[Items from a dataset]
⟨

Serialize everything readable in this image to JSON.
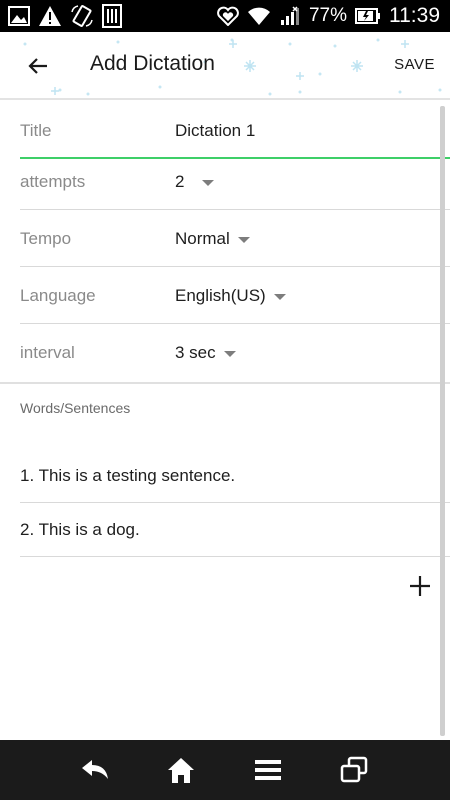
{
  "status_bar": {
    "battery_text": "77%",
    "time": "11:39",
    "icons": [
      "image-icon",
      "warning-icon",
      "rotate-icon",
      "sim-icon",
      "heart-status-icon",
      "wifi-icon",
      "signal-icon",
      "battery-icon"
    ]
  },
  "app_bar": {
    "title": "Add Dictation",
    "save_label": "SAVE"
  },
  "form": {
    "title": {
      "label": "Title",
      "value": "Dictation 1"
    },
    "attempts": {
      "label": "attempts",
      "value": "2"
    },
    "tempo": {
      "label": "Tempo",
      "value": "Normal"
    },
    "language": {
      "label": "Language",
      "value": "English(US)"
    },
    "interval": {
      "label": "interval",
      "value": "3 sec"
    }
  },
  "words": {
    "section_label": "Words/Sentences",
    "items": [
      "1. This is a testing sentence.",
      "2. This is a dog."
    ]
  },
  "colors": {
    "accent_underline": "#3ecf68",
    "status_bar_bg": "#000000",
    "nav_bar_bg": "#1b1b1b"
  },
  "nav_bar": {
    "icons": [
      "back-icon",
      "home-icon",
      "menu-icon",
      "recent-apps-icon"
    ]
  }
}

⟩

• _WHAT IS BEING ASKED_
Leave the pictures out and output the rest of the listing exactly.

• _ANSWER FOR THIS EXERCISE_
Serialize everything readable in this image to JSON.
{
  "status_bar": {
    "battery_text": "77%",
    "time": "11:39",
    "icons": [
      "image-icon",
      "warning-icon",
      "rotate-icon",
      "sim-icon",
      "heart-status-icon",
      "wifi-icon",
      "signal-icon",
      "battery-icon"
    ]
  },
  "app_bar": {
    "title": "Add Dictation",
    "save_label": "SAVE"
  },
  "form": {
    "title": {
      "label": "Title",
      "value": "Dictation 1"
    },
    "attempts": {
      "label": "attempts",
      "value": "2"
    },
    "tempo": {
      "label": "Tempo",
      "value": "Normal"
    },
    "language": {
      "label": "Language",
      "value": "English(US)"
    },
    "interval": {
      "label": "interval",
      "value": "3 sec"
    }
  },
  "words": {
    "section_label": "Words/Sentences",
    "items": [
      "1. This is a testing sentence.",
      "2. This is a dog."
    ]
  },
  "colors": {
    "accent_underline": "#3ecf68",
    "status_bar_bg": "#000000",
    "nav_bar_bg": "#1b1b1b"
  },
  "nav_bar": {
    "icons": [
      "back-icon",
      "home-icon",
      "menu-icon",
      "recent-apps-icon"
    ]
  }
}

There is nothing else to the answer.